Saved entries:
==*==

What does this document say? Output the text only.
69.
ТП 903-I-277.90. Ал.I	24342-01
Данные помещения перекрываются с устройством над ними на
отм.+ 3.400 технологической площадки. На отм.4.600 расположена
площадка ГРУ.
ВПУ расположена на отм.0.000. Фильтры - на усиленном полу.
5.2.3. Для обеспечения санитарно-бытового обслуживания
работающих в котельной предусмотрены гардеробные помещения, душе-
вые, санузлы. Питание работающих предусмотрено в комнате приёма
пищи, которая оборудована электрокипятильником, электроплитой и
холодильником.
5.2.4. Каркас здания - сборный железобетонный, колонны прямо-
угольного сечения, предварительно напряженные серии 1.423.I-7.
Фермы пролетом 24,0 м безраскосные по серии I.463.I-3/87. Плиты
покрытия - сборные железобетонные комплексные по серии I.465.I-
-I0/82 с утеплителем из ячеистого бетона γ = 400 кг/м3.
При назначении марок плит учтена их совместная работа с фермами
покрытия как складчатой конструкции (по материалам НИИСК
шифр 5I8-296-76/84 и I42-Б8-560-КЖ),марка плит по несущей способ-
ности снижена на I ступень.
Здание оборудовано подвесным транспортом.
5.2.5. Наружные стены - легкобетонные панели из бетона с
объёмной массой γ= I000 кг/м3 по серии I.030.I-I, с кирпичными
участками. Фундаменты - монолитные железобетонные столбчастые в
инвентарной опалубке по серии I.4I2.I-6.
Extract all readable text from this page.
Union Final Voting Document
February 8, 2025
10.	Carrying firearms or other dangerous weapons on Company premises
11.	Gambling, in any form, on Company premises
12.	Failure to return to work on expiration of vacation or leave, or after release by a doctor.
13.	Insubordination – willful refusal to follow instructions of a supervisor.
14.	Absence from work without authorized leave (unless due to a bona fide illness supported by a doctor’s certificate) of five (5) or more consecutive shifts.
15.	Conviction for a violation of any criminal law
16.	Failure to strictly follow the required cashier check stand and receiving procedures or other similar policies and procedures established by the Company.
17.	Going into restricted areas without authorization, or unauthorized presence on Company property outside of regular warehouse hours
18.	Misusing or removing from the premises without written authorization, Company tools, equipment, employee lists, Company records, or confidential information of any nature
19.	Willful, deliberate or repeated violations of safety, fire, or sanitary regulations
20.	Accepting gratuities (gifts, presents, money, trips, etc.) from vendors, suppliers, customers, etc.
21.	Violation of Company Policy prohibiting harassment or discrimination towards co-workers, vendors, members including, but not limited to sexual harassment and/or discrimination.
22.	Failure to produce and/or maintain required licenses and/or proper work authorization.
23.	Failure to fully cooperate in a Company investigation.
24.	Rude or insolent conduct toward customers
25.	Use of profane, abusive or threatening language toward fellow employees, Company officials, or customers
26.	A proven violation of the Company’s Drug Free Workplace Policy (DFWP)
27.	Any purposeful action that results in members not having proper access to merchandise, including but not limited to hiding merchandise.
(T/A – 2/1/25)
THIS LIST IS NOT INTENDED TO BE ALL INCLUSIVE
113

==*==

## Instruction
Print every record exactly as it was given.

## Exercise response
What does this document say? Output the text only.
69.
ТП 903-I-277.90. Ал.I	24342-01
Данные помещения перекрываются с устройством над ними на
отм.+ 3.400 технологической площадки. На отм.4.600 расположена
площадка ГРУ.
ВПУ расположена на отм.0.000. Фильтры - на усиленном полу.
5.2.3. Для обеспечения санитарно-бытового обслуживания
работающих в котельной предусмотрены гардеробные помещения, душе-
вые, санузлы. Питание работающих предусмотрено в комнате приёма
пищи, которая оборудована электрокипятильником, электроплитой и
холодильником.
5.2.4. Каркас здания - сборный железобетонный, колонны прямо-
угольного сечения, предварительно напряженные серии 1.423.I-7.
Фермы пролетом 24,0 м безраскосные по серии I.463.I-3/87. Плиты
покрытия - сборные железобетонные комплексные по серии I.465.I-
-I0/82 с утеплителем из ячеистого бетона γ = 400 кг/м3.
При назначении марок плит учтена их совместная работа с фермами
покрытия как складчатой конструкции (по материалам НИИСК
шифр 5I8-296-76/84 и I42-Б8-560-КЖ),марка плит по несущей способ-
ности снижена на I ступень.
Здание оборудовано подвесным транспортом.
5.2.5. Наружные стены - легкобетонные панели из бетона с
объёмной массой γ= I000 кг/м3 по серии I.030.I-I, с кирпичными
участками. Фундаменты - монолитные железобетонные столбчастые в
инвентарной опалубке по серии I.4I2.I-6.
Extract all readable text from this page.
Union Final Voting Document
February 8, 2025
10.	Carrying firearms or other dangerous weapons on Company premises
11.	Gambling, in any form, on Company premises
12.	Failure to return to work on expiration of vacation or leave, or after release by a doctor.
13.	Insubordination – willful refusal to follow instructions of a supervisor.
14.	Absence from work without authorized leave (unless due to a bona fide illness supported by a doctor’s certificate) of five (5) or more consecutive shifts.
15.	Conviction for a violation of any criminal law
16.	Failure to strictly follow the required cashier check stand and receiving procedures or other similar policies and procedures established by the Company.
17.	Going into restricted areas without authorization, or unauthorized presence on Company property outside of regular warehouse hours
18.	Misusing or removing from the premises without written authorization, Company tools, equipment, employee lists, Company records, or confidential information of any nature
19.	Willful, deliberate or repeated violations of safety, fire, or sanitary regulations
20.	Accepting gratuities (gifts, presents, money, trips, etc.) from vendors, suppliers, customers, etc.
21.	Violation of Company Policy prohibiting harassment or discrimination towards co-workers, vendors, members including, but not limited to sexual harassment and/or discrimination.
22.	Failure to produce and/or maintain required licenses and/or proper work authorization.
23.	Failure to fully cooperate in a Company investigation.
24.	Rude or insolent conduct toward customers
25.	Use of profane, abusive or threatening language toward fellow employees, Company officials, or customers
26.	A proven violation of the Company’s Drug Free Workplace Policy (DFWP)
27.	Any purposeful action that results in members not having proper access to merchandise, including but not limited to hiding merchandise.
(T/A – 2/1/25)
THIS LIST IS NOT INTENDED TO BE ALL INCLUSIVE
113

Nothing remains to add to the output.